**What needs to be done:** What is the number of lines containing the word "забанишь"? Please answer with that number and nothing more.

**Supplied data:**
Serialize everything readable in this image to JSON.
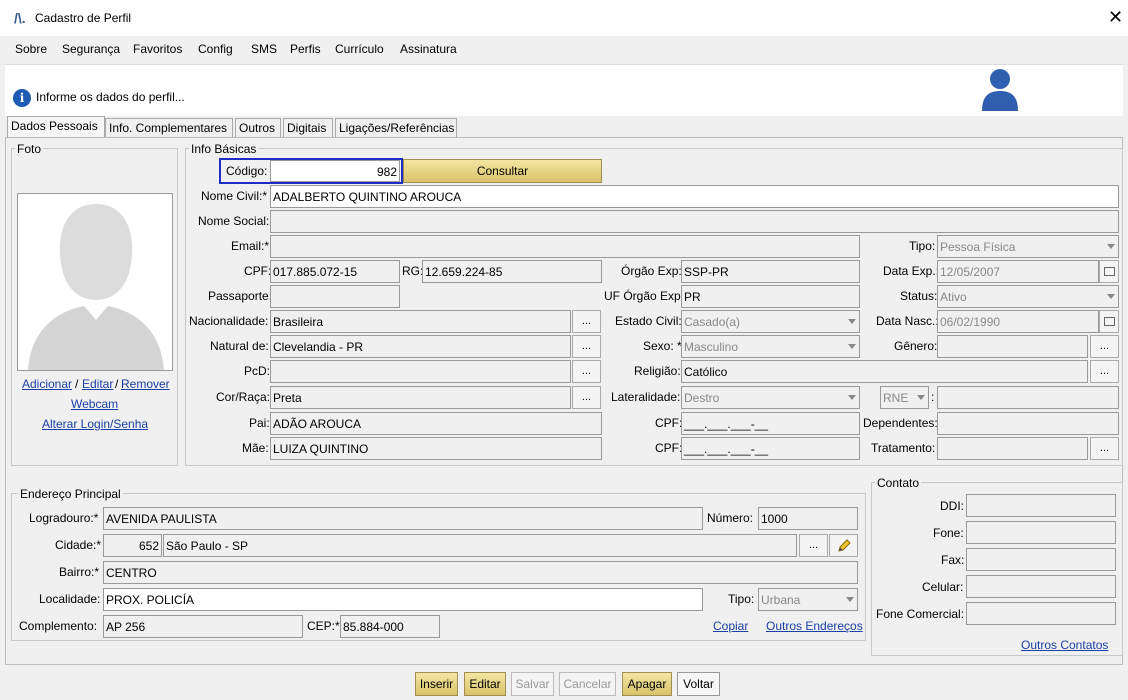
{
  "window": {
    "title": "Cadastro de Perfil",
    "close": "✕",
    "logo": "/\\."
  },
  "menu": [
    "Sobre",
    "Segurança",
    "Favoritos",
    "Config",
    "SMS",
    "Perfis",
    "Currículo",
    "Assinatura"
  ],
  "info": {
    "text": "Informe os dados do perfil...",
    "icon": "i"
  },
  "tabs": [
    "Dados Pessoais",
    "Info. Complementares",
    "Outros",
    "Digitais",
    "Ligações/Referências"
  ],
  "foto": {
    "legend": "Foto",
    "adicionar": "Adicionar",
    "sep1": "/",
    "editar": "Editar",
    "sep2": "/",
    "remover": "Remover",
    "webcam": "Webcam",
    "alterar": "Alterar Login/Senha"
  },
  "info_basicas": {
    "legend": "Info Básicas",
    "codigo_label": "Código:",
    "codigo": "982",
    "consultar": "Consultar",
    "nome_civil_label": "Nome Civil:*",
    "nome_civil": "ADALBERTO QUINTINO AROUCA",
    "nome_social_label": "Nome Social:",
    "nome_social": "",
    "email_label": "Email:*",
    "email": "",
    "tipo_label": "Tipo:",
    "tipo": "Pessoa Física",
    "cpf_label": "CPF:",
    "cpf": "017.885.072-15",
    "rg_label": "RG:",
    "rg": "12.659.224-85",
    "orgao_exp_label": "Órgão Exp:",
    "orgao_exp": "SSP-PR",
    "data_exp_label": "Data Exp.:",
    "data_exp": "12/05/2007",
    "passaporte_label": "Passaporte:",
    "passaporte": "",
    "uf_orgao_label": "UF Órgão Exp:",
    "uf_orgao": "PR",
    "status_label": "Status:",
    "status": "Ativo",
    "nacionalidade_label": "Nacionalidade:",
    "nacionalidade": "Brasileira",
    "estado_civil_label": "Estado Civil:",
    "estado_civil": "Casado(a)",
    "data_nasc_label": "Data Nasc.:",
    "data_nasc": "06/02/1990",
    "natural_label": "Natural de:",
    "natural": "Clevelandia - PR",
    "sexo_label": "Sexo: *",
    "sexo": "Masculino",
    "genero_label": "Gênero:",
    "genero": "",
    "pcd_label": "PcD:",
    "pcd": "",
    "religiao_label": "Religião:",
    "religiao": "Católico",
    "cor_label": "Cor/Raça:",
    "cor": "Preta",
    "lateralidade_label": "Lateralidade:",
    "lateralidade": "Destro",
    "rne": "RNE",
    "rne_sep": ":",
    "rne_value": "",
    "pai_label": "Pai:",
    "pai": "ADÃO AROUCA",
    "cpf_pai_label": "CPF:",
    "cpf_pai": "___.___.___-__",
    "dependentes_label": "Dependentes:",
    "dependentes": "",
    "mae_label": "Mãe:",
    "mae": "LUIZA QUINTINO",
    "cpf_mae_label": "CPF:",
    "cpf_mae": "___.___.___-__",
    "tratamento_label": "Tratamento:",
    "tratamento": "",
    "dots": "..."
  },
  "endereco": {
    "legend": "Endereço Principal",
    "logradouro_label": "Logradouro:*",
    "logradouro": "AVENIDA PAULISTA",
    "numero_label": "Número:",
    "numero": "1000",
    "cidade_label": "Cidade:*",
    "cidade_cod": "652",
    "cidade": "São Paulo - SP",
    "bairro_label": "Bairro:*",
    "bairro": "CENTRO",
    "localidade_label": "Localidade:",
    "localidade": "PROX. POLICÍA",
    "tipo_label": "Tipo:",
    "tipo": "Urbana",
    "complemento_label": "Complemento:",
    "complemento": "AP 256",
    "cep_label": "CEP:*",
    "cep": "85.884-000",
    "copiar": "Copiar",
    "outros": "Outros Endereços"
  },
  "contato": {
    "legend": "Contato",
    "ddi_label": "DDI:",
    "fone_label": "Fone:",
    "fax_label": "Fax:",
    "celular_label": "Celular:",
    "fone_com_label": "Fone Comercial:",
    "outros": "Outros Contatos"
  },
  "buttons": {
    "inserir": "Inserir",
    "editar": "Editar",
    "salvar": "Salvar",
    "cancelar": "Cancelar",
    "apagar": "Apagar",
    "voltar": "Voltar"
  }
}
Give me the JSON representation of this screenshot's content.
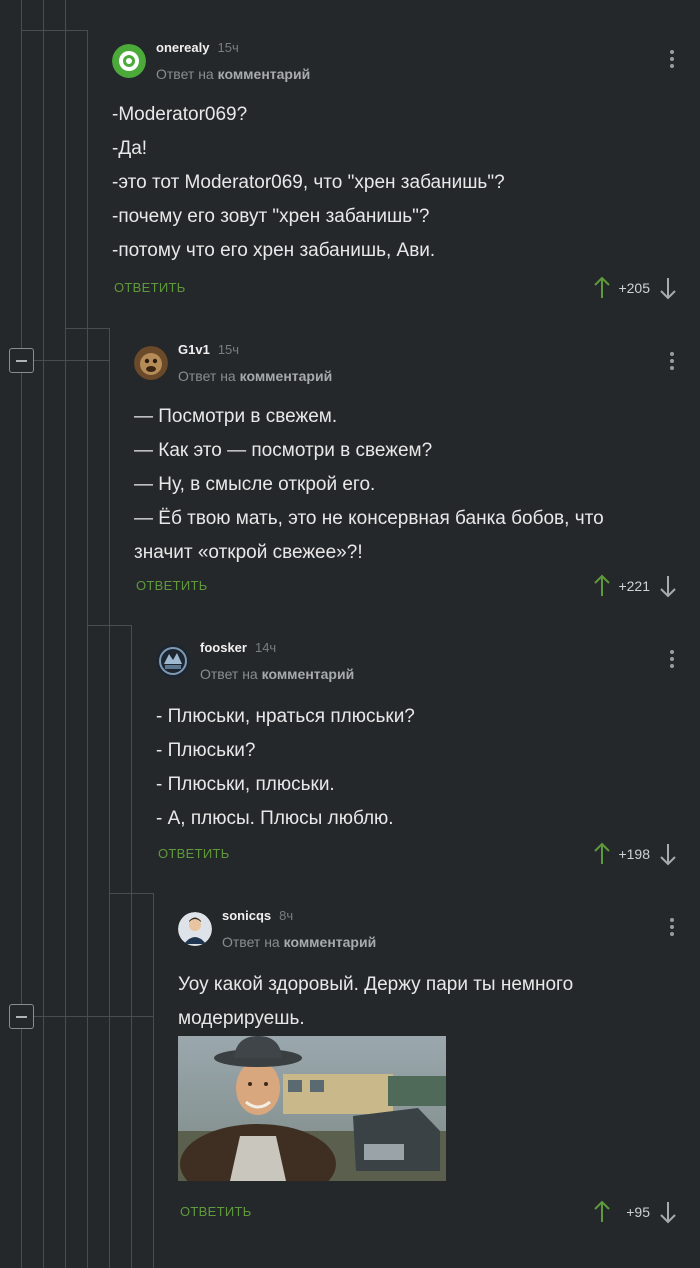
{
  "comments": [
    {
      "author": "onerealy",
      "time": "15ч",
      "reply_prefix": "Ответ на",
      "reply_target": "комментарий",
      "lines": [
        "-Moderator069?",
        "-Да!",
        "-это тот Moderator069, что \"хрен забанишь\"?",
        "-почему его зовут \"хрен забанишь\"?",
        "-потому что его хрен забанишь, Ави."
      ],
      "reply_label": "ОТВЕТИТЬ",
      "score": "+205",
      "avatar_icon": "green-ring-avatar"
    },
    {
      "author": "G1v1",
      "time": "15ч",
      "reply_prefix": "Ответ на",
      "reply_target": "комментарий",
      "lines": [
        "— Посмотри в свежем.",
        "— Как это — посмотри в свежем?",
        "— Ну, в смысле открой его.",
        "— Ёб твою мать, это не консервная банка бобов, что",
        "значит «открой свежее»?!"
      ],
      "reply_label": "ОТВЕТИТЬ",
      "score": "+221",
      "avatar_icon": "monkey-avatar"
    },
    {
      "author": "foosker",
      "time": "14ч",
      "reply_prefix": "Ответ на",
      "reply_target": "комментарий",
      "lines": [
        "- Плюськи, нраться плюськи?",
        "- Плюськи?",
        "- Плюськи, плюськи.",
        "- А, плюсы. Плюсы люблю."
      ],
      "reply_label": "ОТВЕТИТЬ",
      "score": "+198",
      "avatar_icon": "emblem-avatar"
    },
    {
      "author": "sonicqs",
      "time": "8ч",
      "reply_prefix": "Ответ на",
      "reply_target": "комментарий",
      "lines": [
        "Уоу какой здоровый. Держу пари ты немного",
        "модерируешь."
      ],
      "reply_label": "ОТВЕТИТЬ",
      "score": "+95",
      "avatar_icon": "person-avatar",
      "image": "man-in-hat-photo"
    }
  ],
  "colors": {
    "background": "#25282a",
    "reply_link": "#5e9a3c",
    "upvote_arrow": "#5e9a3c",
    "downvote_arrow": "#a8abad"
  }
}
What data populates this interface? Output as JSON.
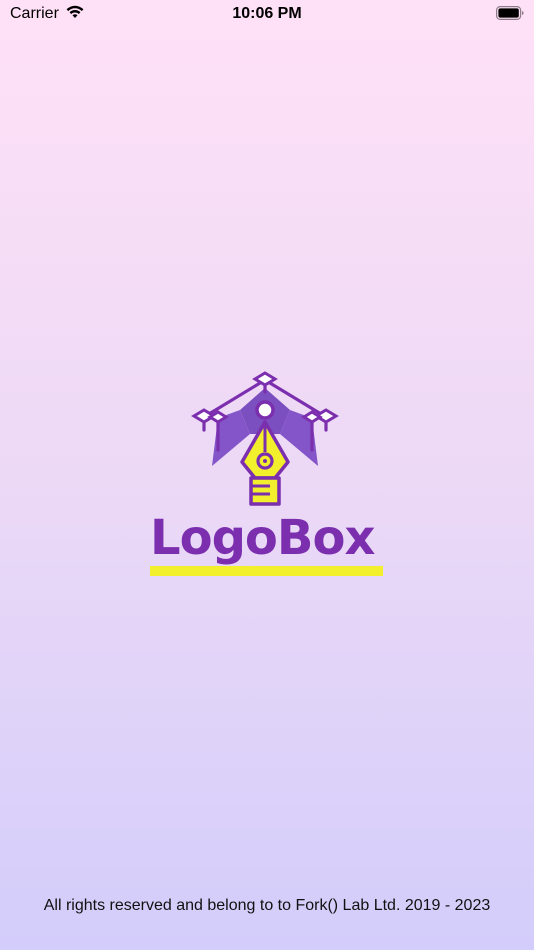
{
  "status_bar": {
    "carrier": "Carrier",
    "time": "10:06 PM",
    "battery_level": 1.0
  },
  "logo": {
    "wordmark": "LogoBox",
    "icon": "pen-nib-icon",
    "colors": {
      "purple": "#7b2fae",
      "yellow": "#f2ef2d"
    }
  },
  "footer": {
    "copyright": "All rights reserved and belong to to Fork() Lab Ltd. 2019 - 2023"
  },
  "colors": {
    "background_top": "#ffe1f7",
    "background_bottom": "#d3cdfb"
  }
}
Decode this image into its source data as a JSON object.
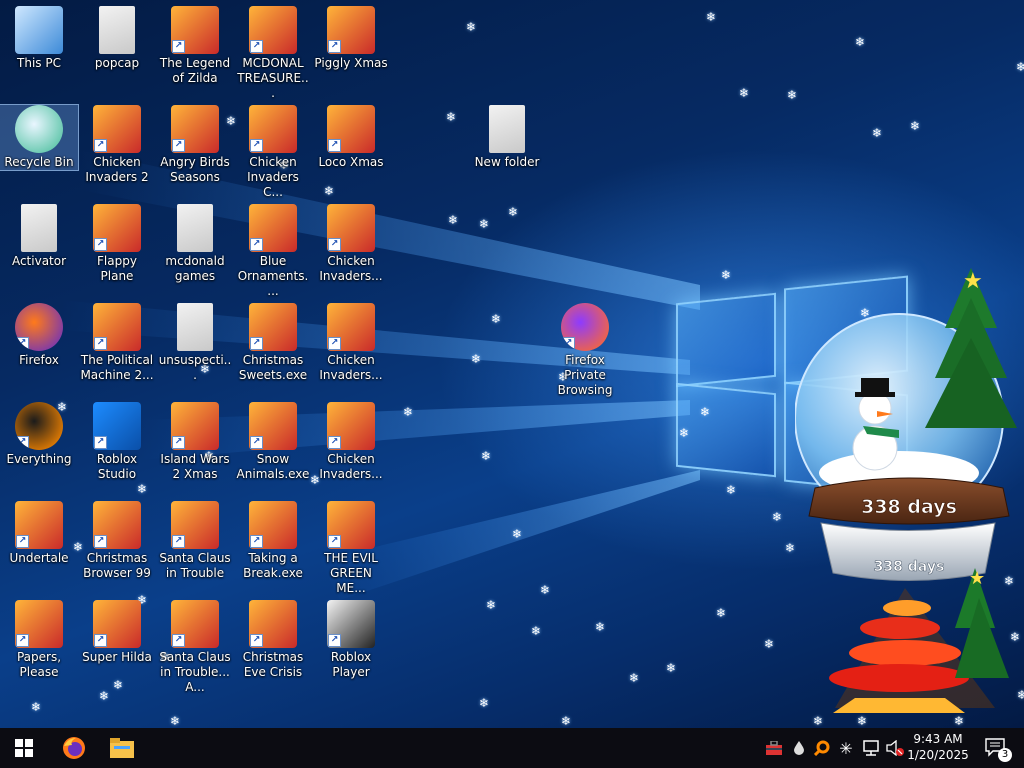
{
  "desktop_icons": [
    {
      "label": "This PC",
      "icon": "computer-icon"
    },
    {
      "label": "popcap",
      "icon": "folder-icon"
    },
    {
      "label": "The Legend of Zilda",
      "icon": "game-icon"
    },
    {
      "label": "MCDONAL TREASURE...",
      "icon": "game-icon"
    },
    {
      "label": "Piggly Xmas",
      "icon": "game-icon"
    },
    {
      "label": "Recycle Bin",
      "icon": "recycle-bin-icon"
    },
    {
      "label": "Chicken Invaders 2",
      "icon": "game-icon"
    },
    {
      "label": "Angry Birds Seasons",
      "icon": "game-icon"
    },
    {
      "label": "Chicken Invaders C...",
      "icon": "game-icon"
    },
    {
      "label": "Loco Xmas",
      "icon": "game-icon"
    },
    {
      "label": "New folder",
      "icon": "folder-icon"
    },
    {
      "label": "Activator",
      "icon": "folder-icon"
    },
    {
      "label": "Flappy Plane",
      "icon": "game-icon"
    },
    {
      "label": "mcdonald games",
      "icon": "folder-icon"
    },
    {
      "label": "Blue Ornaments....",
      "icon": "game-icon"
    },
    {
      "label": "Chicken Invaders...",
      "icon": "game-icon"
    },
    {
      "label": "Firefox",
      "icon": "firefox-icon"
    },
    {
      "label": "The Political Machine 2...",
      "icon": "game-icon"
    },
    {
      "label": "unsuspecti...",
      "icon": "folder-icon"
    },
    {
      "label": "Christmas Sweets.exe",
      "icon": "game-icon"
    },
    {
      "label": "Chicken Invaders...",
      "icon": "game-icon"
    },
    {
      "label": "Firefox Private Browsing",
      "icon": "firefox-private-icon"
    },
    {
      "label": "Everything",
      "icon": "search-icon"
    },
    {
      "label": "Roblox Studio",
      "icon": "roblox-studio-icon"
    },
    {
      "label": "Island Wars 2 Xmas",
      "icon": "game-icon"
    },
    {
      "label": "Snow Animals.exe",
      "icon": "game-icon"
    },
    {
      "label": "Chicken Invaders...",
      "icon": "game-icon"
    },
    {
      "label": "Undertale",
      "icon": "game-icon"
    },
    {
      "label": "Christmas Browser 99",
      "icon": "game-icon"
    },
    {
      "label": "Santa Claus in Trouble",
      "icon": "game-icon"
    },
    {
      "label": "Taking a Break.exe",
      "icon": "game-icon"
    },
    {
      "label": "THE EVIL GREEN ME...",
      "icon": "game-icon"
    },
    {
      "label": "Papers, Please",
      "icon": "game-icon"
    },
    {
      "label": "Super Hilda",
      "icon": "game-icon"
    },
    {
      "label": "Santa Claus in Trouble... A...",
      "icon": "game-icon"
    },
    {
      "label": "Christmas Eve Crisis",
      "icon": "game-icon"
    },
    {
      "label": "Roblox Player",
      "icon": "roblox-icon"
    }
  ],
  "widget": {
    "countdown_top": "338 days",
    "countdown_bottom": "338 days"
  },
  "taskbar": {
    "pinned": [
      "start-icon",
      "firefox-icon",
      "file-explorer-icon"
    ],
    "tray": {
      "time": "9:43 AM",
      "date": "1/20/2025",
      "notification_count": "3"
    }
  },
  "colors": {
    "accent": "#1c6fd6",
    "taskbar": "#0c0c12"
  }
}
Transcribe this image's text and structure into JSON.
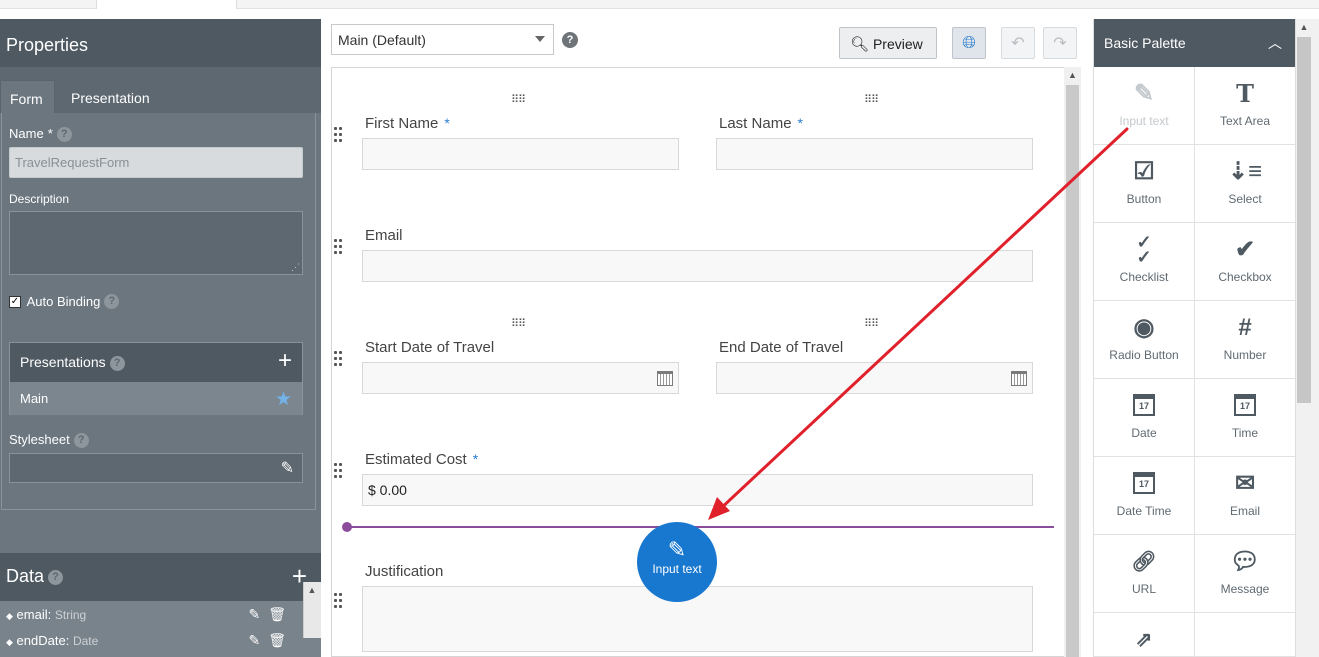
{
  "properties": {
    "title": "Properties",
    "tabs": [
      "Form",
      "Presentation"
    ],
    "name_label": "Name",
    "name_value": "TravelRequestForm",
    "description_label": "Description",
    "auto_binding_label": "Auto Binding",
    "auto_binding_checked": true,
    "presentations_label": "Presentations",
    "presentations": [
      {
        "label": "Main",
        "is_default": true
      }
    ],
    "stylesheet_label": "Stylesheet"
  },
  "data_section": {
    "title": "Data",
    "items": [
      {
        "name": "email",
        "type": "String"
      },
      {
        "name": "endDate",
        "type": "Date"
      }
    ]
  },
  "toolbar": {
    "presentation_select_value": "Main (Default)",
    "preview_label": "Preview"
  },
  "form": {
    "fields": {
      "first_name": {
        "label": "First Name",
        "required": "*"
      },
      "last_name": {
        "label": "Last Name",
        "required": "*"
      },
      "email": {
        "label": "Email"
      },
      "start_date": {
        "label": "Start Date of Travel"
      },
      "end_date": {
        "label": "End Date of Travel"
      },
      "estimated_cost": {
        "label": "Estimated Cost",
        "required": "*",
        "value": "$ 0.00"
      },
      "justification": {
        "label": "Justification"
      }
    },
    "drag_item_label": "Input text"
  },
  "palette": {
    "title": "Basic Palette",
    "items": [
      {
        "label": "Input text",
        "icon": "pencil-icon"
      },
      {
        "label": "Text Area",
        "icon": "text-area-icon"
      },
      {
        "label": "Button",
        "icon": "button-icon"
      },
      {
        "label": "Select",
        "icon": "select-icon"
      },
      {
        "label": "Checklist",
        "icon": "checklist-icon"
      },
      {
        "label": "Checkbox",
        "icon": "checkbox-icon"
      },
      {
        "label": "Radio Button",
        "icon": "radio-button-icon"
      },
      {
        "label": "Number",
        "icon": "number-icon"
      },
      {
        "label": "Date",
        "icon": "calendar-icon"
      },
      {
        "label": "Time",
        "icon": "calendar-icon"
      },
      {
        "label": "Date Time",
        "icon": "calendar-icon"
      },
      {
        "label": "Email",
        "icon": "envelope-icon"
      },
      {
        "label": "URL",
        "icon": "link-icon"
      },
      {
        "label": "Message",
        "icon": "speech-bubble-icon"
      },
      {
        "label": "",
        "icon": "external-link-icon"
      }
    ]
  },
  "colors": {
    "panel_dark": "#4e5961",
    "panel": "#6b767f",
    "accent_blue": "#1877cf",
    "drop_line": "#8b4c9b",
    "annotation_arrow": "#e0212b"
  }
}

**Exercise answer:** 3